WRITTEN REQUEST >> Render this sentence from the forum thread about the faulty power supply in Spanish: "Guess I learned to never trust a power supply tester."

BTW, eBay shows a new DELL F896N complete for $90 + shipping with a 30 day warranty (case, mobo, PSU, case fan _but no memory, CPU, or drives_) so I'd not want to put more then $30 into a PSU _unless_ you're planning on upgrading the computer in the near future and moving the PSU into the new 'puter. If, in case it turns out to be the PSU.


----------



## Tyree (May 10, 2009)

The ebay PC is an option but you're just using another low quality underpowered OEM PSU and a good quality PSU, with sufficient power, would cost less.


----------



## thor1005 (Aug 28, 2012)

Sorry for the late reply. I borrowed a working power supply from a friend but, had to wait on him to give it to me. Well, turns out it is the power supply... With the working one plugged in, the computer worked perfect. Guess I learned to never trust a power supply tester.

DATA >>
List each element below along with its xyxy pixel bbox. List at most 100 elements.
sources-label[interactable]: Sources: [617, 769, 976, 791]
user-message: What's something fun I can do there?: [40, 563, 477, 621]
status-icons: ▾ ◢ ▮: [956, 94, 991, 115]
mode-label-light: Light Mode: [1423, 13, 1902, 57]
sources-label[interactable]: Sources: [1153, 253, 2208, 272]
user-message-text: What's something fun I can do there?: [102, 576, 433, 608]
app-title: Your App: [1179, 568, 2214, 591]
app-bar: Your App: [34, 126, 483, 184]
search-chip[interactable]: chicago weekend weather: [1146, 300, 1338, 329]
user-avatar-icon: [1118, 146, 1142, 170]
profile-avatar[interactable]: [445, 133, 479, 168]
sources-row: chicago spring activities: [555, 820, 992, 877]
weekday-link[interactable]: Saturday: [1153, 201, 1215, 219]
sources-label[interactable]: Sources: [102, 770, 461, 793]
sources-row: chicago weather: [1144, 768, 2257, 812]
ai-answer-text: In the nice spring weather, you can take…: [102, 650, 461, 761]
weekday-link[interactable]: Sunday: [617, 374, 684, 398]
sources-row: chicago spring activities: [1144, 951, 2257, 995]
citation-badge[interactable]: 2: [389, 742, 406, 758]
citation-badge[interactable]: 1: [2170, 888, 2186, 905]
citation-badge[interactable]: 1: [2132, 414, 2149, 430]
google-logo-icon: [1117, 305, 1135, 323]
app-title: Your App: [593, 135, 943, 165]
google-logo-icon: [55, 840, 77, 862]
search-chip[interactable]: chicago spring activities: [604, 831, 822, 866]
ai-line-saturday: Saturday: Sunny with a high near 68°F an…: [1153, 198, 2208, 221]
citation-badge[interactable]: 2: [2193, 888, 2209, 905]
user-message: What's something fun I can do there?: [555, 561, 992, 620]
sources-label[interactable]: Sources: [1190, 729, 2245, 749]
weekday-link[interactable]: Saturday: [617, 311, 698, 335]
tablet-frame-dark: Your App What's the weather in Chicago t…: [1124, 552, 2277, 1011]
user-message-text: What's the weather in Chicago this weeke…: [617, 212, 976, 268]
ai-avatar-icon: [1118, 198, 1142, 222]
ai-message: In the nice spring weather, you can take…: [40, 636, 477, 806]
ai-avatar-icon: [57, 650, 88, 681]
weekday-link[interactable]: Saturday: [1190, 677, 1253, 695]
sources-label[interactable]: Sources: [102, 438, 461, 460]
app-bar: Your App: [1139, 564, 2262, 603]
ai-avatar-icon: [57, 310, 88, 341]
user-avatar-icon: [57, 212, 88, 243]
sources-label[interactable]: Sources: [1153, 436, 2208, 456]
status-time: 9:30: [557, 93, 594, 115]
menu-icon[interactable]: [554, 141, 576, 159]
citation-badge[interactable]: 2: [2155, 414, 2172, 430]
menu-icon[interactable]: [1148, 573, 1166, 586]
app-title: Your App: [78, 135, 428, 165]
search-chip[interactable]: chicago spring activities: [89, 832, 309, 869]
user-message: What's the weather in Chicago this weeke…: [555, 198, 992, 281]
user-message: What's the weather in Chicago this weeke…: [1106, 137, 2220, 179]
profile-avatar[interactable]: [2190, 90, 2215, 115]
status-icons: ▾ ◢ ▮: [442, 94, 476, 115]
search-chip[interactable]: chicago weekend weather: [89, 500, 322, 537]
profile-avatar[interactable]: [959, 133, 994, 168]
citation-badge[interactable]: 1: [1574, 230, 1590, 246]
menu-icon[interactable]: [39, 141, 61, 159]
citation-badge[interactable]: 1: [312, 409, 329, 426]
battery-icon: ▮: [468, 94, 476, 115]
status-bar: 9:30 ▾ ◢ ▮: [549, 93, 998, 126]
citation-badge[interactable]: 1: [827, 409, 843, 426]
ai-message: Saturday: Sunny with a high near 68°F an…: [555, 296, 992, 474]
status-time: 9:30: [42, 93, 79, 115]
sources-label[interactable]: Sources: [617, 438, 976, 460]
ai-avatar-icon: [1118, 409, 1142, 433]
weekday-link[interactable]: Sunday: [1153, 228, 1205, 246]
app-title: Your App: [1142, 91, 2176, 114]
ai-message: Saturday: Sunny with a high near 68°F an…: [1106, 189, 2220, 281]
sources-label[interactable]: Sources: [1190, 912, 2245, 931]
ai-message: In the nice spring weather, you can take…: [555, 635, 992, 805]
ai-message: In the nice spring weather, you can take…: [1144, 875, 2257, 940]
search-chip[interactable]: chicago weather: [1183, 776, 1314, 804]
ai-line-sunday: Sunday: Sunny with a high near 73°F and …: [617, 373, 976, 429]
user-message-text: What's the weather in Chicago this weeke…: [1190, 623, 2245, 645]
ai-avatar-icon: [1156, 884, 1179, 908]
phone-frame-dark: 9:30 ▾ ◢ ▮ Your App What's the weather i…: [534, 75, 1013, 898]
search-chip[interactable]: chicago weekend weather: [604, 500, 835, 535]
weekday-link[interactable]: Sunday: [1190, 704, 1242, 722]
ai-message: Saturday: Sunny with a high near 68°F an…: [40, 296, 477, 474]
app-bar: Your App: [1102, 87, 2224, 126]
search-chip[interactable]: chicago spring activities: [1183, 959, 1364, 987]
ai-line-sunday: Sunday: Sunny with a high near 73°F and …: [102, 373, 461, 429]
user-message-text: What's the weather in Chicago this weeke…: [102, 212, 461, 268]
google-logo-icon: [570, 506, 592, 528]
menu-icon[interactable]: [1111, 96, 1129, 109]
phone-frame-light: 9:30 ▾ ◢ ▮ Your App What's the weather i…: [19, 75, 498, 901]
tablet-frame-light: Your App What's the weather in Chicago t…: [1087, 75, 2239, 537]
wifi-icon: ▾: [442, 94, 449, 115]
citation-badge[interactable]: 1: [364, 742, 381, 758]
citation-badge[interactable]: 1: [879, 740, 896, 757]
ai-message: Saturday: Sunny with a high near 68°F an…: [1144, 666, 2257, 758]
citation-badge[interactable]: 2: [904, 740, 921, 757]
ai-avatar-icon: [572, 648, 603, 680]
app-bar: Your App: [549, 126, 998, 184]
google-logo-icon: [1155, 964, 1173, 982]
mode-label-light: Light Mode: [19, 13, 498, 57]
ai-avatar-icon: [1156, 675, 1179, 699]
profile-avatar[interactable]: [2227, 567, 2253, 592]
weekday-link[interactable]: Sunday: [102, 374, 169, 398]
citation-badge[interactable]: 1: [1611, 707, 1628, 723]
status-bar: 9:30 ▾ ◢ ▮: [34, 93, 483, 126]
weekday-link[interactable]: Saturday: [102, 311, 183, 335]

COMPLETE OUTPUT >> Supongo que aprendí a no confiar nunca en un probador de fuentes de alimentación.